Data to use |
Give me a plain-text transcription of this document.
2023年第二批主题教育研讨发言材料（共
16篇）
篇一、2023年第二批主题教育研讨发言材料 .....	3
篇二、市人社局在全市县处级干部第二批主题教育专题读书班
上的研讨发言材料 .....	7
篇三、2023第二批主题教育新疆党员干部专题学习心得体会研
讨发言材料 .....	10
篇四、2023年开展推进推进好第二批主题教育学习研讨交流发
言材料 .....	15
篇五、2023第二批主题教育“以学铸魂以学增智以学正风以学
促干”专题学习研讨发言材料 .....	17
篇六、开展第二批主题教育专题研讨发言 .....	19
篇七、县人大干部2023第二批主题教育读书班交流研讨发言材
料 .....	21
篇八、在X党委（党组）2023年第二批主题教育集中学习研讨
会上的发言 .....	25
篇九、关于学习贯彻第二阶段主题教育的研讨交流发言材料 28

Objective | All of the records must be repeated exactly.

Written reply |
Give me a plain-text transcription of this document.
2023年第二批主题教育研讨发言材料（共
16篇）
篇一、2023年第二批主题教育研讨发言材料 .....	3
篇二、市人社局在全市县处级干部第二批主题教育专题读书班
上的研讨发言材料 .....	7
篇三、2023第二批主题教育新疆党员干部专题学习心得体会研
讨发言材料 .....	10
篇四、2023年开展推进推进好第二批主题教育学习研讨交流发
言材料 .....	15
篇五、2023第二批主题教育“以学铸魂以学增智以学正风以学
促干”专题学习研讨发言材料 .....	17
篇六、开展第二批主题教育专题研讨发言 .....	19
篇七、县人大干部2023第二批主题教育读书班交流研讨发言材
料 .....	21
篇八、在X党委（党组）2023年第二批主题教育集中学习研讨
会上的发言 .....	25
篇九、关于学习贯彻第二阶段主题教育的研讨交流发言材料 28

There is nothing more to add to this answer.